» Task directions
Arrange the lines from the one containing "table-cell: 1367 (117, 549, 280, 578)" to the one containing "table-row: 1351 365230.16", both included, as a Markdown table with the columns Row and Line, numbering each line and omitting blank lines.

Listings of boxed layout items
────────────────────

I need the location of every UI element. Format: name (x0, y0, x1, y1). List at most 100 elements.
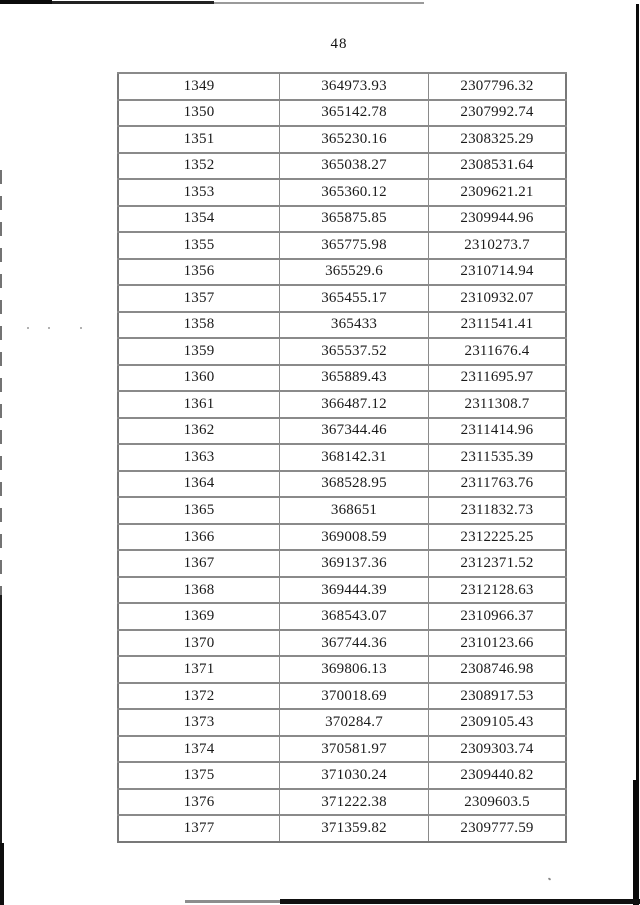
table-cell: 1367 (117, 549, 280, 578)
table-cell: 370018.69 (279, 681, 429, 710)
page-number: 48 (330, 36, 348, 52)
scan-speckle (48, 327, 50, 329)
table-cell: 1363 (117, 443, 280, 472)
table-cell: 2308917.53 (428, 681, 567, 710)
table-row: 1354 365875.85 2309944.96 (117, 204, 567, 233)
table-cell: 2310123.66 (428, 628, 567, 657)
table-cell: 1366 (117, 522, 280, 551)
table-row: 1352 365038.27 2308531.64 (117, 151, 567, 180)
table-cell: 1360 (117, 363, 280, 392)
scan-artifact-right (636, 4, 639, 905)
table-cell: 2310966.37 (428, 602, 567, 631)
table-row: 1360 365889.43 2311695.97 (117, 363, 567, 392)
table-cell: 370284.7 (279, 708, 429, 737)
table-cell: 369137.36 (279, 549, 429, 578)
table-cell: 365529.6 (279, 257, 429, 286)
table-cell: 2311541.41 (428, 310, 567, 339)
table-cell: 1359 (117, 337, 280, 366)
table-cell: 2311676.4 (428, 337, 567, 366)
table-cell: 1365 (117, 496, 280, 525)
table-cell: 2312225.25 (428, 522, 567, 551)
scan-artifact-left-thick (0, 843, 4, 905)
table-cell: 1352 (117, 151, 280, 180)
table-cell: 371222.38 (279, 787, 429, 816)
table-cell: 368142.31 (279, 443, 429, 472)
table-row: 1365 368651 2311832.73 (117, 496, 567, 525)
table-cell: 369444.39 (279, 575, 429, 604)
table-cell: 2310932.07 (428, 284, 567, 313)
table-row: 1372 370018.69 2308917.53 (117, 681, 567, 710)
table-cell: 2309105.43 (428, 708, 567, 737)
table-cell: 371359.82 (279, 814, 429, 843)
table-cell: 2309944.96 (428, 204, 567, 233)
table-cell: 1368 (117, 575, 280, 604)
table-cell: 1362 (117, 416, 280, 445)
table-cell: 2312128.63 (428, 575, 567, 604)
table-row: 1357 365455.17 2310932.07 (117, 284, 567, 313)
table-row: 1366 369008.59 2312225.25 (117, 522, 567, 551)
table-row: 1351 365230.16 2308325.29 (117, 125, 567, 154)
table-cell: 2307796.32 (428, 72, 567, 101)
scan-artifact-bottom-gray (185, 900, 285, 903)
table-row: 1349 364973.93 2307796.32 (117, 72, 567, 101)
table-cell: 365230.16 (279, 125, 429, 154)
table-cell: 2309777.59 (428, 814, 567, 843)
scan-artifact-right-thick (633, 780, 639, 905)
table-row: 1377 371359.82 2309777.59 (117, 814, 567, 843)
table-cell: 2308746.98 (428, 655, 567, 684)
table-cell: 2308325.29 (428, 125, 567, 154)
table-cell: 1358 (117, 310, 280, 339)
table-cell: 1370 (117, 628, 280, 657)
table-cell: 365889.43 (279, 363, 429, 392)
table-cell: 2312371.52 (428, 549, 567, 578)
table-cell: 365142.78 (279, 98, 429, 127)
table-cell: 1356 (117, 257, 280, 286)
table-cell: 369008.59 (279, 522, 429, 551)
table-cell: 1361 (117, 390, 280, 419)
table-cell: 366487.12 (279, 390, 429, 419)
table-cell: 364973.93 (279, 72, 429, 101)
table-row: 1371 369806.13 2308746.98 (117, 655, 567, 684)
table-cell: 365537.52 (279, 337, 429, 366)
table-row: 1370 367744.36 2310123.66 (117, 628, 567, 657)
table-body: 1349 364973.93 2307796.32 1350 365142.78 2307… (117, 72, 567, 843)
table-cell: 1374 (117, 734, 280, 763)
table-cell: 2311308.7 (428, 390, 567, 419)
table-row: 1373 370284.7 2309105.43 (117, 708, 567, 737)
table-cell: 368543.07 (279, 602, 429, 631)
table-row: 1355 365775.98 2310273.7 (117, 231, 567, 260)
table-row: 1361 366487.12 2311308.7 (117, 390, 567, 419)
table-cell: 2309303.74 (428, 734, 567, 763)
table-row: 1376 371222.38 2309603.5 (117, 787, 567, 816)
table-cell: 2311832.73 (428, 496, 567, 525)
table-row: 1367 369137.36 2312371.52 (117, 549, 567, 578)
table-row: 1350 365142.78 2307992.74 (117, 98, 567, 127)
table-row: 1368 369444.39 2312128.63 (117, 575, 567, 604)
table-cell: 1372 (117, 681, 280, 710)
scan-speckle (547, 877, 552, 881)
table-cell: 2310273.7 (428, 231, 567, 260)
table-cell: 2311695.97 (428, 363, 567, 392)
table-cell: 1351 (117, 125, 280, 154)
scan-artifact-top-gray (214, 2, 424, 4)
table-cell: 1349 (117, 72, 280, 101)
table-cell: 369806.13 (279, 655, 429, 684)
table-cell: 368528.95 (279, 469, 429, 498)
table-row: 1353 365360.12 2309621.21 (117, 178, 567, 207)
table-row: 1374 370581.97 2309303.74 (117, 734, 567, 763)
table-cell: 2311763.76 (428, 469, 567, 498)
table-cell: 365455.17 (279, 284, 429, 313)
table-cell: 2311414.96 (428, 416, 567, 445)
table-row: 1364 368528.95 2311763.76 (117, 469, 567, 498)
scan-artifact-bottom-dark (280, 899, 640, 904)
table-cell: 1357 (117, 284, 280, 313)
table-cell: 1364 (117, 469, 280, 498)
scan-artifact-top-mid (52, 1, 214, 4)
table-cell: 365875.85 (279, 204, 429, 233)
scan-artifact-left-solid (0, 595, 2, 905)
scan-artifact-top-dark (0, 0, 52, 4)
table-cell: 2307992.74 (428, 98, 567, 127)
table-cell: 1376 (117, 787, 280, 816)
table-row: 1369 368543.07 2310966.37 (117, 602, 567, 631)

────────────────────

» Solved exercise
| Row | Line |
|---|---|
| 1 | table-cell: 1367 (117, 549, 280, 578) |
| 2 | table-cell: 370018.69 (279, 681, 429, 710) |
| 3 | page-number: 48 (330, 36, 348, 52) |
| 4 | scan-speckle (48, 327, 50, 329) |
| 5 | table-cell: 1363 (117, 443, 280, 472) |
| 6 | table-cell: 2308917.53 (428, 681, 567, 710) |
| 7 | table-row: 1354 365875.85 2309944.96 (117, 204, 567, 233) |
| 8 | table-cell: 2310123.66 (428, 628, 567, 657) |
| 9 | table-cell: 1366 (117, 522, 280, 551) |
| 10 | table-row: 1352 365038.27 2308531.64 (117, 151, 567, 180) |
| 11 | table-cell: 1360 (117, 363, 280, 392) |
| 12 | scan-artifact-right (636, 4, 639, 905) |
| 13 | table-cell: 2310966.37 (428, 602, 567, 631) |
| 14 | table-row: 1360 365889.43 2311695.97 (117, 363, 567, 392) |
| 15 | table-cell: 370284.7 (279, 708, 429, 737) |
| 16 | table-cell: 369137.36 (279, 549, 429, 578) |
| 17 | table-cell: 365529.6 (279, 257, 429, 286) |
| 18 | table-cell: 2311541.41 (428, 310, 567, 339) |
| 19 | table-cell: 1359 (117, 337, 280, 366) |
| 20 | table-cell: 2311676.4 (428, 337, 567, 366) |
| 21 | table-cell: 1365 (117, 496, 280, 525) |
| 22 | table-cell: 2312225.25 (428, 522, 567, 551) |
| 23 | scan-artifact-left-thick (0, 843, 4, 905) |
| 24 | table-cell: 1352 (117, 151, 280, 180) |
| 25 | table-cell: 371222.38 (279, 787, 429, 816) |
| 26 | table-cell: 368142.31 (279, 443, 429, 472) |
| 27 | table-row: 1365 368651 2311832.73 (117, 496, 567, 525) |
| 28 | table-cell: 369444.39 (279, 575, 429, 604) |
| 29 | table-cell: 2310932.07 (428, 284, 567, 313) |
| 30 | table-row: 1372 370018.69 2308917.53 (117, 681, 567, 710) |
| 31 | table-cell: 2309105.43 (428, 708, 567, 737) |
| 32 | table-cell: 371359.82 (279, 814, 429, 843) |
| 33 | table-cell: 2309944.96 (428, 204, 567, 233) |
| 34 | table-cell: 1368 (117, 575, 280, 604) |
| 35 | table-cell: 1362 (117, 416, 280, 445) |
| 36 | table-cell: 2312128.63 (428, 575, 567, 604) |
| 37 | table-row: 1357 365455.17 2310932.07 (117, 284, 567, 313) |
| 38 | table-row: 1366 369008.59 2312225.25 (117, 522, 567, 551) |
| 39 | table-row: 1351 365230.16 2308325.29 (117, 125, 567, 154) |